- **Exercise instructions**: Reproduce all of the data below without alteration; exclude every picture.

** start of Records for this exercise **

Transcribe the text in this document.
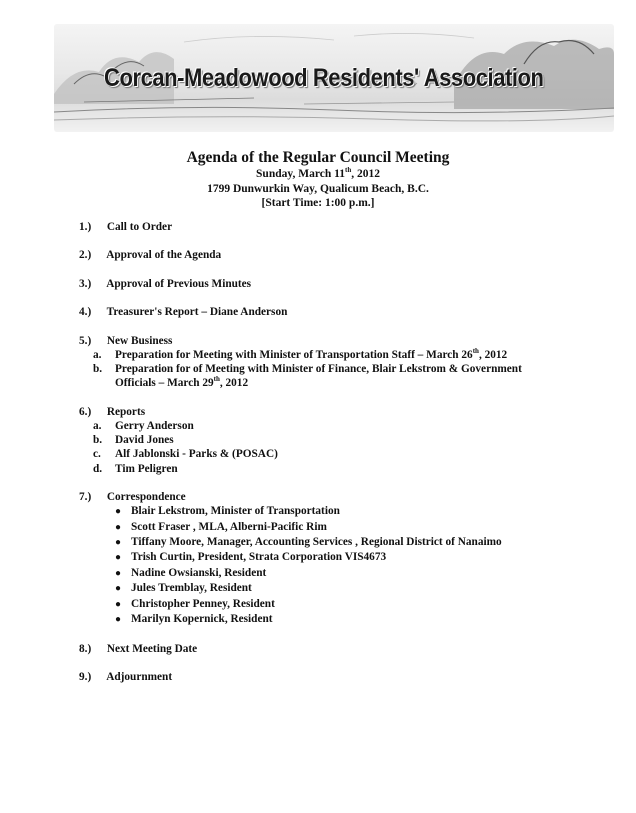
Corcan-Meadowood Residents' Association
Agenda of the Regular Council Meeting
Sunday, March 11th, 2012
1799 Dunwurkin Way, Qualicum Beach, B.C.
[Start Time: 1:00 p.m.]
1.) Call to Order
2.) Approval of the Agenda
3.) Approval of Previous Minutes
4.) Treasurer's Report – Diane Anderson
5.) New Business
a. Preparation for Meeting with Minister of Transportation Staff – March 26th, 2012
b. Preparation for of Meeting with Minister of Finance, Blair Lekstrom & Government
Officials – March 29th, 2012
6.) Reports
a. Gerry Anderson
b. David Jones
c. Alf Jablonski - Parks & (POSAC)
d. Tim Peligren
7.) Correspondence
● Blair Lekstrom, Minister of Transportation
● Scott Fraser , MLA, Alberni-Pacific Rim
● Tiffany Moore, Manager, Accounting Services , Regional District of Nanaimo
● Trish Curtin, President, Strata Corporation VIS4673
● Nadine Owsianski, Resident
● Jules Tremblay, Resident
● Christopher Penney, Resident
● Marilyn Kopernick, Resident
8.) Next Meeting Date
9.) Adjournment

** end of Records for this exercise **

- **Answer for this exercise**:
Transcribe the text in this document.
Corcan-Meadowood Residents' Association
Agenda of the Regular Council Meeting
Sunday, March 11th, 2012
1799 Dunwurkin Way, Qualicum Beach, B.C.
[Start Time: 1:00 p.m.]
1.) Call to Order
2.) Approval of the Agenda
3.) Approval of Previous Minutes
4.) Treasurer's Report – Diane Anderson
5.) New Business
a. Preparation for Meeting with Minister of Transportation Staff – March 26th, 2012
b. Preparation for of Meeting with Minister of Finance, Blair Lekstrom & Government
Officials – March 29th, 2012
6.) Reports
a. Gerry Anderson
b. David Jones
c. Alf Jablonski - Parks & (POSAC)
d. Tim Peligren
7.) Correspondence
● Blair Lekstrom, Minister of Transportation
● Scott Fraser , MLA, Alberni-Pacific Rim
● Tiffany Moore, Manager, Accounting Services , Regional District of Nanaimo
● Trish Curtin, President, Strata Corporation VIS4673
● Nadine Owsianski, Resident
● Jules Tremblay, Resident
● Christopher Penney, Resident
● Marilyn Kopernick, Resident
8.) Next Meeting Date
9.) Adjournment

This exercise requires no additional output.